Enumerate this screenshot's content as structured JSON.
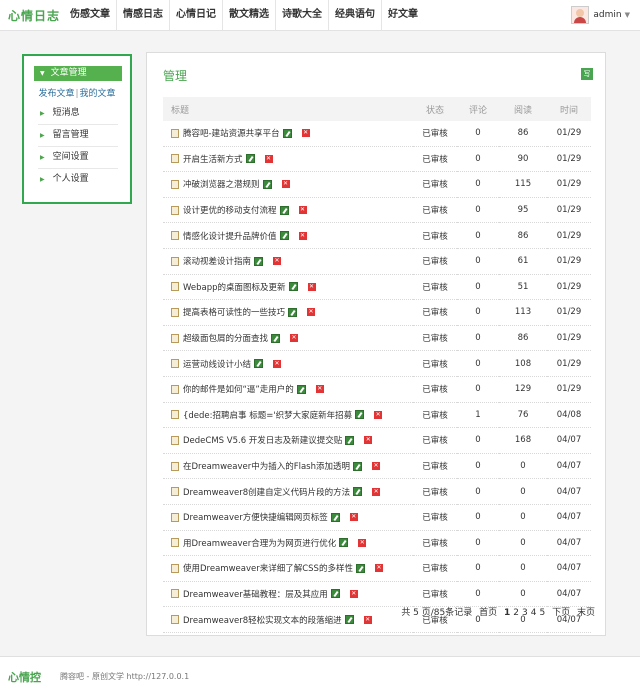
{
  "header": {
    "logo": "心情日志",
    "nav": [
      "伤感文章",
      "情感日志",
      "心情日记",
      "散文精选",
      "诗歌大全",
      "经典语句",
      "好文章"
    ],
    "user": "admin"
  },
  "sidebar": {
    "section": "文章管理",
    "links": [
      "发布文章",
      "我的文章"
    ],
    "items": [
      "短消息",
      "留言管理",
      "空间设置",
      "个人设置"
    ]
  },
  "main": {
    "title": "管理",
    "write_label": "写",
    "columns": {
      "title": "标题",
      "status": "状态",
      "comments": "评论",
      "reads": "阅读",
      "time": "时间"
    },
    "rows": [
      {
        "title": "腾容吧-建站资源共享平台",
        "status": "已审核",
        "comments": "0",
        "reads": "86",
        "time": "01/29"
      },
      {
        "title": "开启生活新方式",
        "status": "已审核",
        "comments": "0",
        "reads": "90",
        "time": "01/29"
      },
      {
        "title": "冲破浏览器之潜规则",
        "status": "已审核",
        "comments": "0",
        "reads": "115",
        "time": "01/29"
      },
      {
        "title": "设计更优的移动支付流程",
        "status": "已审核",
        "comments": "0",
        "reads": "95",
        "time": "01/29"
      },
      {
        "title": "情感化设计提升品牌价值",
        "status": "已审核",
        "comments": "0",
        "reads": "86",
        "time": "01/29"
      },
      {
        "title": "滚动视差设计指南",
        "status": "已审核",
        "comments": "0",
        "reads": "61",
        "time": "01/29"
      },
      {
        "title": "Webapp的桌面图标及更新",
        "status": "已审核",
        "comments": "0",
        "reads": "51",
        "time": "01/29"
      },
      {
        "title": "提高表格可读性的一些技巧",
        "status": "已审核",
        "comments": "0",
        "reads": "113",
        "time": "01/29"
      },
      {
        "title": "超级面包屑的分面查找",
        "status": "已审核",
        "comments": "0",
        "reads": "86",
        "time": "01/29"
      },
      {
        "title": "运营动线设计小结",
        "status": "已审核",
        "comments": "0",
        "reads": "108",
        "time": "01/29"
      },
      {
        "title": "你的邮件是如何“逼”走用户的",
        "status": "已审核",
        "comments": "0",
        "reads": "129",
        "time": "01/29"
      },
      {
        "title": "{dede:招聘启事 标题='织梦大家庭新年招募",
        "status": "已审核",
        "comments": "1",
        "reads": "76",
        "time": "04/08"
      },
      {
        "title": "DedeCMS V5.6 开发日志及新建议提交贴",
        "status": "已审核",
        "comments": "0",
        "reads": "168",
        "time": "04/07"
      },
      {
        "title": "在Dreamweaver中为插入的Flash添加透明",
        "status": "已审核",
        "comments": "0",
        "reads": "0",
        "time": "04/07"
      },
      {
        "title": "Dreamweaver8创建自定义代码片段的方法",
        "status": "已审核",
        "comments": "0",
        "reads": "0",
        "time": "04/07"
      },
      {
        "title": "Dreamweaver方便快捷编辑网页标签",
        "status": "已审核",
        "comments": "0",
        "reads": "0",
        "time": "04/07"
      },
      {
        "title": "用Dreamweaver合理为为网页进行优化",
        "status": "已审核",
        "comments": "0",
        "reads": "0",
        "time": "04/07"
      },
      {
        "title": "使用Dreamweaver来详细了解CSS的多样性",
        "status": "已审核",
        "comments": "0",
        "reads": "0",
        "time": "04/07"
      },
      {
        "title": "Dreamweaver基础教程：层及其应用",
        "status": "已审核",
        "comments": "0",
        "reads": "0",
        "time": "04/07"
      },
      {
        "title": "Dreamweaver8轻松实现文本的段落缩进",
        "status": "已审核",
        "comments": "0",
        "reads": "0",
        "time": "04/07"
      }
    ]
  },
  "pager": {
    "summary": "共 5 页/85条记录",
    "first": "首页",
    "pages": [
      "1",
      "2",
      "3",
      "4",
      "5"
    ],
    "next": "下页",
    "last": "末页"
  },
  "footer": {
    "logo": "心情控",
    "text": "腾容吧 - 原创文学 http://127.0.0.1"
  }
}
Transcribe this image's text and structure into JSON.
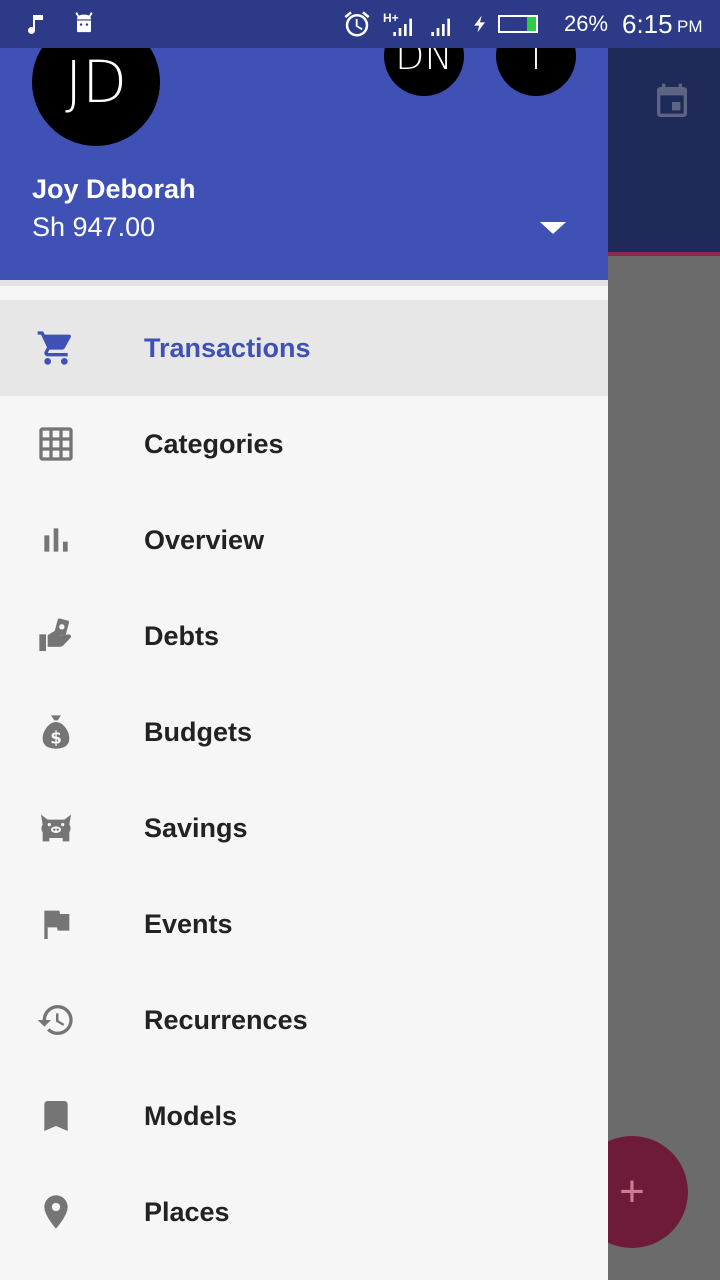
{
  "status_bar": {
    "battery_percent": "26%",
    "time": "6:15",
    "ampm": "PM",
    "network": "H+",
    "battery_level": 0.26
  },
  "account": {
    "avatar_initials": "JD",
    "other_accounts": [
      "DN",
      "T"
    ],
    "name": "Joy Deborah",
    "balance": "Sh 947.00"
  },
  "menu": [
    {
      "label": "Transactions",
      "icon": "cart-icon",
      "active": true
    },
    {
      "label": "Categories",
      "icon": "grid-icon"
    },
    {
      "label": "Overview",
      "icon": "bar-chart-icon"
    },
    {
      "label": "Debts",
      "icon": "money-hand-icon"
    },
    {
      "label": "Budgets",
      "icon": "money-bag-icon"
    },
    {
      "label": "Savings",
      "icon": "piggy-bank-icon"
    },
    {
      "label": "Events",
      "icon": "flag-icon"
    },
    {
      "label": "Recurrences",
      "icon": "history-icon"
    },
    {
      "label": "Models",
      "icon": "bookmark-icon"
    },
    {
      "label": "Places",
      "icon": "place-icon"
    }
  ],
  "colors": {
    "primary": "#3f51b5",
    "status_bar": "#2c3a88",
    "icon_gray": "#757575"
  }
}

□ □ □

* **Exercise instructions**: Only the lines from the one that contains "Transcribe this image's" to the end of the records, inclusive, are to be quoted exactly, with pictures excluded.

* **Output**:
Transcribe this image's text and structure into JSON.
{
  "status_bar": {
    "battery_percent": "26%",
    "time": "6:15",
    "ampm": "PM",
    "network": "H+",
    "battery_level": 0.26
  },
  "account": {
    "avatar_initials": "JD",
    "other_accounts": [
      "DN",
      "T"
    ],
    "name": "Joy Deborah",
    "balance": "Sh 947.00"
  },
  "menu": [
    {
      "label": "Transactions",
      "icon": "cart-icon",
      "active": true
    },
    {
      "label": "Categories",
      "icon": "grid-icon"
    },
    {
      "label": "Overview",
      "icon": "bar-chart-icon"
    },
    {
      "label": "Debts",
      "icon": "money-hand-icon"
    },
    {
      "label": "Budgets",
      "icon": "money-bag-icon"
    },
    {
      "label": "Savings",
      "icon": "piggy-bank-icon"
    },
    {
      "label": "Events",
      "icon": "flag-icon"
    },
    {
      "label": "Recurrences",
      "icon": "history-icon"
    },
    {
      "label": "Models",
      "icon": "bookmark-icon"
    },
    {
      "label": "Places",
      "icon": "place-icon"
    }
  ],
  "colors": {
    "primary": "#3f51b5",
    "status_bar": "#2c3a88",
    "icon_gray": "#757575"
  }
}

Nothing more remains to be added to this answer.